From the listing below, select every line where the word "reading" appears.

Stored entries
begin

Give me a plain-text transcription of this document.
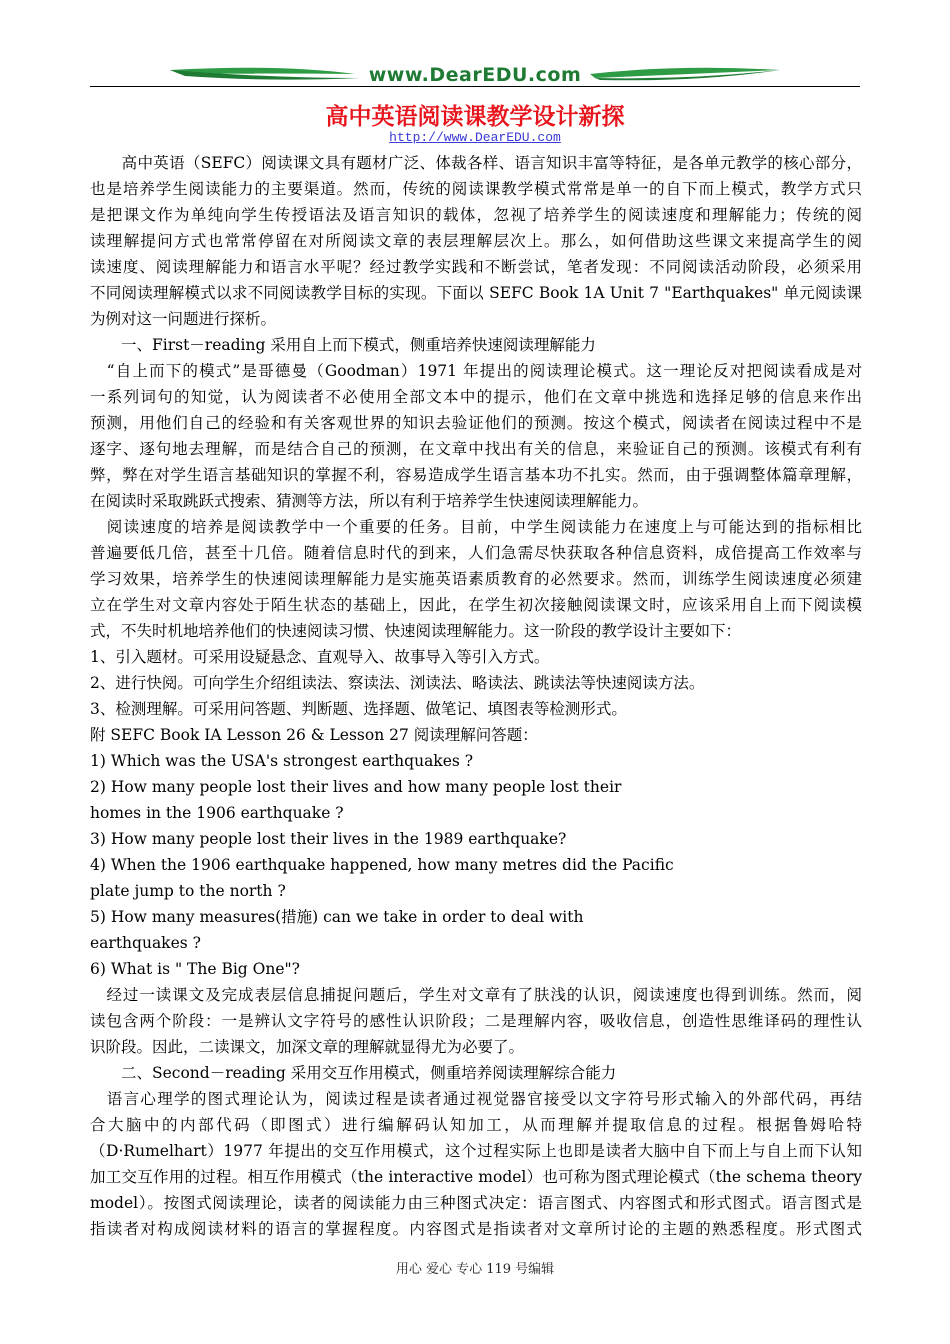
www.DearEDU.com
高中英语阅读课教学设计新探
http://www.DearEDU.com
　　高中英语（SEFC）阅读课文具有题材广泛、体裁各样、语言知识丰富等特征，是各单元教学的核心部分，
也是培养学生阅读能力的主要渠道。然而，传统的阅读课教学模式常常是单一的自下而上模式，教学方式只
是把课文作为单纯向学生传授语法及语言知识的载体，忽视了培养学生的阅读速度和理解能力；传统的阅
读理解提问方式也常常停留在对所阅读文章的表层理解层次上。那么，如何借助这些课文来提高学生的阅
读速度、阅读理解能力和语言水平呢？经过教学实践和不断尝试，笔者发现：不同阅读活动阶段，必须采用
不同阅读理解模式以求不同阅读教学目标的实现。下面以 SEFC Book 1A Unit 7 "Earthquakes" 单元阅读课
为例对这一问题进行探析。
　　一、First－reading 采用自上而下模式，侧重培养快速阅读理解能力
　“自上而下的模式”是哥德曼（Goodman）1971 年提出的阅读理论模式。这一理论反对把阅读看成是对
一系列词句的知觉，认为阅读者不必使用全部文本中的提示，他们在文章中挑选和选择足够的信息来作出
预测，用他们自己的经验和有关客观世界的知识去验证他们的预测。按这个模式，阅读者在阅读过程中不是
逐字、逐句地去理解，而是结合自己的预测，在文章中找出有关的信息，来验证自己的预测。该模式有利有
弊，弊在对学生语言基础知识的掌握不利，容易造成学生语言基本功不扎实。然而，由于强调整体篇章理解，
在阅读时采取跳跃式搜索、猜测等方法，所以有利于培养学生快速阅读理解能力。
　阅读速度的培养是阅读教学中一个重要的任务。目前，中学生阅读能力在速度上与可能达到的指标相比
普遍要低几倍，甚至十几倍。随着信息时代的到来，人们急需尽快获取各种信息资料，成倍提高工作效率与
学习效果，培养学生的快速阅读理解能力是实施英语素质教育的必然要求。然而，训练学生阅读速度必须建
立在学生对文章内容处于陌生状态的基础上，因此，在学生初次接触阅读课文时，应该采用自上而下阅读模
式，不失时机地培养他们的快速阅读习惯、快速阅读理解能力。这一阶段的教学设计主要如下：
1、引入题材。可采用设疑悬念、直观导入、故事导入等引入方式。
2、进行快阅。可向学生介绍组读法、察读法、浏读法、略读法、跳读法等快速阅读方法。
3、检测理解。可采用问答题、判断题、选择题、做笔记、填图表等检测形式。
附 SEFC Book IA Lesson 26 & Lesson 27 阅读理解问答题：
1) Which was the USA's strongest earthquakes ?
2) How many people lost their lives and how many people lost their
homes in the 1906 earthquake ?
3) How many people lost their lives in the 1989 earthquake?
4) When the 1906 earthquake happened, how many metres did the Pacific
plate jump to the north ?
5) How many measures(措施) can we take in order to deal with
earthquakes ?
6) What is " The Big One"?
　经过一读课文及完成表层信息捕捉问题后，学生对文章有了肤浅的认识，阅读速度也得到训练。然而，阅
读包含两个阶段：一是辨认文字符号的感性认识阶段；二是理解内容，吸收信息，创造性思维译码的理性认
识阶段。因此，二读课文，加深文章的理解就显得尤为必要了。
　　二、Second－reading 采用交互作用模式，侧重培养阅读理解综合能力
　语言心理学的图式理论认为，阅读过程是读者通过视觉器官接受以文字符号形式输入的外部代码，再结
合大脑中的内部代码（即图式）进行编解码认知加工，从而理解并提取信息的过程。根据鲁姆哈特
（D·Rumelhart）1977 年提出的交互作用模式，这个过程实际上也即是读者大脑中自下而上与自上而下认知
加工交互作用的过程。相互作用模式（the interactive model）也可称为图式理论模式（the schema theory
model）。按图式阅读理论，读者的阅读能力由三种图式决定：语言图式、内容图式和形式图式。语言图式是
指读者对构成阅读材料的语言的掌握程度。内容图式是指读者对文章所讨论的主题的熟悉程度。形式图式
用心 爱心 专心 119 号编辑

end
begin

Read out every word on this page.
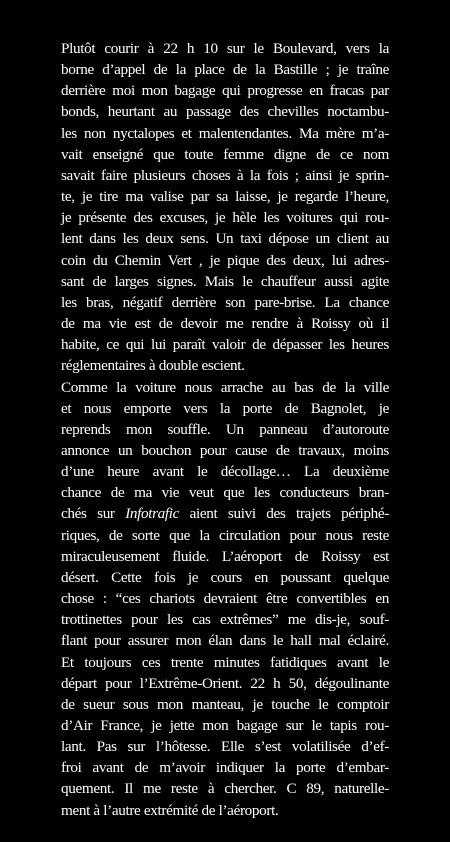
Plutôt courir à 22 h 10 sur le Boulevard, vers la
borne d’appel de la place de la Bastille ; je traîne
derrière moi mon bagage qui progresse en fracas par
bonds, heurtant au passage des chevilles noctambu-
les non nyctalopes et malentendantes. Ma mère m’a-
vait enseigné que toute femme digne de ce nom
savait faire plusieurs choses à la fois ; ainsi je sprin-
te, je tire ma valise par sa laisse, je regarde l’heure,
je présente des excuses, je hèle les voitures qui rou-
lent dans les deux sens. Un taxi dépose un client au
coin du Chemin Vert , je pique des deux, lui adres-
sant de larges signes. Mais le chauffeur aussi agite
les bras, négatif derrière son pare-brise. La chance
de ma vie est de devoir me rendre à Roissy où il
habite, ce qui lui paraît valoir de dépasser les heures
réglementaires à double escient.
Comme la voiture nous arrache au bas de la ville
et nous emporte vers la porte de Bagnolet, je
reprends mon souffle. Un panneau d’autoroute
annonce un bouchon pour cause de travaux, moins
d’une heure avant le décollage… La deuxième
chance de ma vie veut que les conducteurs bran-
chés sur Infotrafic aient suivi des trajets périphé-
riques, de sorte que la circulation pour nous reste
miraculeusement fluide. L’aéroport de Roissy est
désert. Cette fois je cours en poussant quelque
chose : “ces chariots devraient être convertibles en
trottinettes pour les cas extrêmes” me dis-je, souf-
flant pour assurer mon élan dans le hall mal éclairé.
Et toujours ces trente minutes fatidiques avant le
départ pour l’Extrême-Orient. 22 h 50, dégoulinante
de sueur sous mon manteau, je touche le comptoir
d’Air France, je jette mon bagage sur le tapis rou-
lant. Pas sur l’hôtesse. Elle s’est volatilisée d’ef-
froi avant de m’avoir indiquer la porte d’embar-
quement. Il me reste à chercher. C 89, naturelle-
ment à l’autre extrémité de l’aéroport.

end
begin

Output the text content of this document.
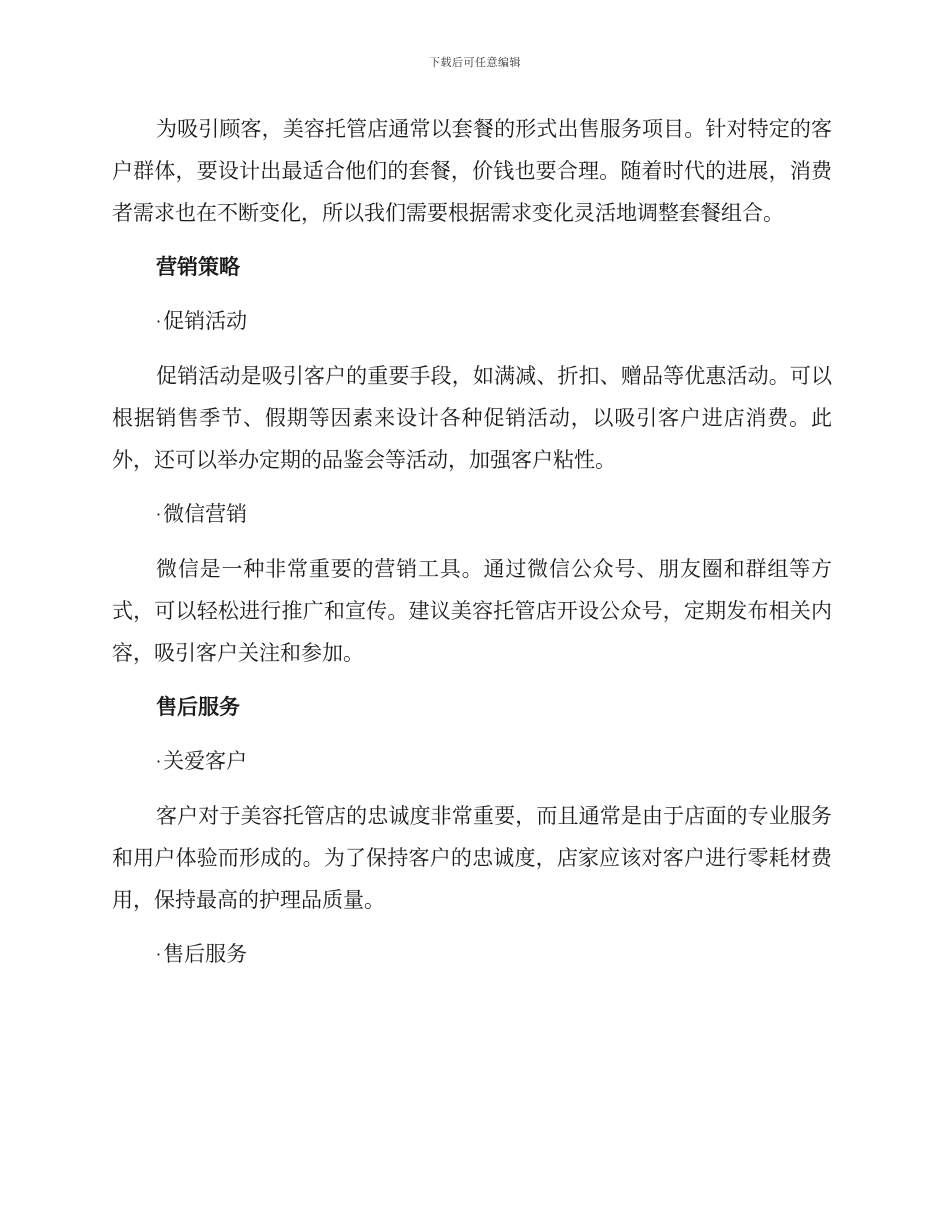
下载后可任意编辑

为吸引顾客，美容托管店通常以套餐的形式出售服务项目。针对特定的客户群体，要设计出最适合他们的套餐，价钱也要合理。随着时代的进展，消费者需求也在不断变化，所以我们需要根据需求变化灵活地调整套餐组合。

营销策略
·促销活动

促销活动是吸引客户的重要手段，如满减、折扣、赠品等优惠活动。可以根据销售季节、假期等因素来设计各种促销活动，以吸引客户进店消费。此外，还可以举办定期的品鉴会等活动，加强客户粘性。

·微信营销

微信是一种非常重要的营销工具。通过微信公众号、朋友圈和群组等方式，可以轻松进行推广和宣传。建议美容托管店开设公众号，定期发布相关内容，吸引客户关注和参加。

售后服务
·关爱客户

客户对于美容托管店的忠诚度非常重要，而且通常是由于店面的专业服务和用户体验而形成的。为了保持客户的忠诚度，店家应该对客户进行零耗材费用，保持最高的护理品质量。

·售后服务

end

**ANSWER TO THIS PROBLEM:**
　　一、First－reading 采用自上而下模式，侧重培养快速阅读理解能力
　　二、Second－reading 采用交互作用模式，侧重培养阅读理解综合能力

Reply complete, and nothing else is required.